## DO THIS
Transcribe the listing below word for word.

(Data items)
____

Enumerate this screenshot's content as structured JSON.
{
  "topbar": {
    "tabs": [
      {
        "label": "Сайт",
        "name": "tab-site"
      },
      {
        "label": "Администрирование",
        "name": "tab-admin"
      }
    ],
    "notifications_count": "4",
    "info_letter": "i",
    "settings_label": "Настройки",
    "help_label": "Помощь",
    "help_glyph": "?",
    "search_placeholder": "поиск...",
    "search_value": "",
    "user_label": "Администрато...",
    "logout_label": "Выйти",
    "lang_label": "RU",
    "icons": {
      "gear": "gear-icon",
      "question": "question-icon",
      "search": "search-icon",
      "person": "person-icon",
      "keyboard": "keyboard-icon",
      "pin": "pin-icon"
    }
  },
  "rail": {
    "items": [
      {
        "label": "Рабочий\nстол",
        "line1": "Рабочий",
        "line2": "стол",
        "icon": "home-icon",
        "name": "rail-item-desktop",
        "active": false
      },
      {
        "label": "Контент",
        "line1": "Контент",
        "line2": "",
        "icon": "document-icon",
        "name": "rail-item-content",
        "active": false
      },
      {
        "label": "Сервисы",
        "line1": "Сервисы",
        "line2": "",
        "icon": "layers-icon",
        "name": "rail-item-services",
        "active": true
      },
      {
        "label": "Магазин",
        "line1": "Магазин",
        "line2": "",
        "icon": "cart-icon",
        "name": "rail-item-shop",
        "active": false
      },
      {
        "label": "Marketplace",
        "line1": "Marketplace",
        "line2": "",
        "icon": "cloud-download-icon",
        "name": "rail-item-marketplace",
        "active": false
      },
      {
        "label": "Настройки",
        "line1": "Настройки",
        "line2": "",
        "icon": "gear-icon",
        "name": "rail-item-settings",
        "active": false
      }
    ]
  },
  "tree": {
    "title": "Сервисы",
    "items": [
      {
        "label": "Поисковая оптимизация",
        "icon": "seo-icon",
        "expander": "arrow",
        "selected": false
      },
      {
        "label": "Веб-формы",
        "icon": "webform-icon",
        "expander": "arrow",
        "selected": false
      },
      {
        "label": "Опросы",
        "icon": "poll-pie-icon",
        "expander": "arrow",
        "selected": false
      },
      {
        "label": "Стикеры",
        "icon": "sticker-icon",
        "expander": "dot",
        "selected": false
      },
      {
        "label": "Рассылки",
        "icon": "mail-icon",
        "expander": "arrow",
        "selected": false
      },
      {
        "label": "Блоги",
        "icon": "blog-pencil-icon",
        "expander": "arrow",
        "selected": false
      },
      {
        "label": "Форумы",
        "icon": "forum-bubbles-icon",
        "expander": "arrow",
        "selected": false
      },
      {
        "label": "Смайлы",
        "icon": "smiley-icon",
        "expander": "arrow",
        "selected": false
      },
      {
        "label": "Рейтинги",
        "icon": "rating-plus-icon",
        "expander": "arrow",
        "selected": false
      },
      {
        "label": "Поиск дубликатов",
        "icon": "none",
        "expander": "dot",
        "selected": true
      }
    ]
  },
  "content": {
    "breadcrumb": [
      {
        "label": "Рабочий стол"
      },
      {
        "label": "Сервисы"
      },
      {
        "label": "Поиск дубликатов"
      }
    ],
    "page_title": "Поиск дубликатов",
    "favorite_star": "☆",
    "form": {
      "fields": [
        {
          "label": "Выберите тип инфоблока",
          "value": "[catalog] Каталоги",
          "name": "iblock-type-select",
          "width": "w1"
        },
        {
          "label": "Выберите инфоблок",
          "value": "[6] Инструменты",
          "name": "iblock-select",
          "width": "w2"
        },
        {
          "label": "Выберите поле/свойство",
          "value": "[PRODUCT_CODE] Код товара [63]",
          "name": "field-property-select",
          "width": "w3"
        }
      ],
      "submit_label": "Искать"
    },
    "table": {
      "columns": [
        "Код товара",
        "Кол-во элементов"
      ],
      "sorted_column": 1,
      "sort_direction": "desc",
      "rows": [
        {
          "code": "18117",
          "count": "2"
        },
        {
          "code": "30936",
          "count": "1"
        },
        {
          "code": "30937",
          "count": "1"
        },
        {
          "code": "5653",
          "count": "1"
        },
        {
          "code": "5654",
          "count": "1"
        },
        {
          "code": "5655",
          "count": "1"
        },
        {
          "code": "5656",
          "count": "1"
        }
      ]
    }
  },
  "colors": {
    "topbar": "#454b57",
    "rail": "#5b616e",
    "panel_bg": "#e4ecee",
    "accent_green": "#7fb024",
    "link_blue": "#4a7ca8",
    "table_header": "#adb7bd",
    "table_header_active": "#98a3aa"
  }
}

____

## RIGHT ANSWER
Enumerate this screenshot's content as structured JSON.
{
  "topbar": {
    "tabs": [
      {
        "label": "Сайт",
        "name": "tab-site"
      },
      {
        "label": "Администрирование",
        "name": "tab-admin"
      }
    ],
    "notifications_count": "4",
    "info_letter": "i",
    "settings_label": "Настройки",
    "help_label": "Помощь",
    "help_glyph": "?",
    "search_placeholder": "поиск...",
    "search_value": "",
    "user_label": "Администрато...",
    "logout_label": "Выйти",
    "lang_label": "RU",
    "icons": {
      "gear": "gear-icon",
      "question": "question-icon",
      "search": "search-icon",
      "person": "person-icon",
      "keyboard": "keyboard-icon",
      "pin": "pin-icon"
    }
  },
  "rail": {
    "items": [
      {
        "label": "Рабочий\nстол",
        "line1": "Рабочий",
        "line2": "стол",
        "icon": "home-icon",
        "name": "rail-item-desktop",
        "active": false
      },
      {
        "label": "Контент",
        "line1": "Контент",
        "line2": "",
        "icon": "document-icon",
        "name": "rail-item-content",
        "active": false
      },
      {
        "label": "Сервисы",
        "line1": "Сервисы",
        "line2": "",
        "icon": "layers-icon",
        "name": "rail-item-services",
        "active": true
      },
      {
        "label": "Магазин",
        "line1": "Магазин",
        "line2": "",
        "icon": "cart-icon",
        "name": "rail-item-shop",
        "active": false
      },
      {
        "label": "Marketplace",
        "line1": "Marketplace",
        "line2": "",
        "icon": "cloud-download-icon",
        "name": "rail-item-marketplace",
        "active": false
      },
      {
        "label": "Настройки",
        "line1": "Настройки",
        "line2": "",
        "icon": "gear-icon",
        "name": "rail-item-settings",
        "active": false
      }
    ]
  },
  "tree": {
    "title": "Сервисы",
    "items": [
      {
        "label": "Поисковая оптимизация",
        "icon": "seo-icon",
        "expander": "arrow",
        "selected": false
      },
      {
        "label": "Веб-формы",
        "icon": "webform-icon",
        "expander": "arrow",
        "selected": false
      },
      {
        "label": "Опросы",
        "icon": "poll-pie-icon",
        "expander": "arrow",
        "selected": false
      },
      {
        "label": "Стикеры",
        "icon": "sticker-icon",
        "expander": "dot",
        "selected": false
      },
      {
        "label": "Рассылки",
        "icon": "mail-icon",
        "expander": "arrow",
        "selected": false
      },
      {
        "label": "Блоги",
        "icon": "blog-pencil-icon",
        "expander": "arrow",
        "selected": false
      },
      {
        "label": "Форумы",
        "icon": "forum-bubbles-icon",
        "expander": "arrow",
        "selected": false
      },
      {
        "label": "Смайлы",
        "icon": "smiley-icon",
        "expander": "arrow",
        "selected": false
      },
      {
        "label": "Рейтинги",
        "icon": "rating-plus-icon",
        "expander": "arrow",
        "selected": false
      },
      {
        "label": "Поиск дубликатов",
        "icon": "none",
        "expander": "dot",
        "selected": true
      }
    ]
  },
  "content": {
    "breadcrumb": [
      {
        "label": "Рабочий стол"
      },
      {
        "label": "Сервисы"
      },
      {
        "label": "Поиск дубликатов"
      }
    ],
    "page_title": "Поиск дубликатов",
    "favorite_star": "☆",
    "form": {
      "fields": [
        {
          "label": "Выберите тип инфоблока",
          "value": "[catalog] Каталоги",
          "name": "iblock-type-select",
          "width": "w1"
        },
        {
          "label": "Выберите инфоблок",
          "value": "[6] Инструменты",
          "name": "iblock-select",
          "width": "w2"
        },
        {
          "label": "Выберите поле/свойство",
          "value": "[PRODUCT_CODE] Код товара [63]",
          "name": "field-property-select",
          "width": "w3"
        }
      ],
      "submit_label": "Искать"
    },
    "table": {
      "columns": [
        "Код товара",
        "Кол-во элементов"
      ],
      "sorted_column": 1,
      "sort_direction": "desc",
      "rows": [
        {
          "code": "18117",
          "count": "2"
        },
        {
          "code": "30936",
          "count": "1"
        },
        {
          "code": "30937",
          "count": "1"
        },
        {
          "code": "5653",
          "count": "1"
        },
        {
          "code": "5654",
          "count": "1"
        },
        {
          "code": "5655",
          "count": "1"
        },
        {
          "code": "5656",
          "count": "1"
        }
      ]
    }
  },
  "colors": {
    "topbar": "#454b57",
    "rail": "#5b616e",
    "panel_bg": "#e4ecee",
    "accent_green": "#7fb024",
    "link_blue": "#4a7ca8",
    "table_header": "#adb7bd",
    "table_header_active": "#98a3aa"
  }
}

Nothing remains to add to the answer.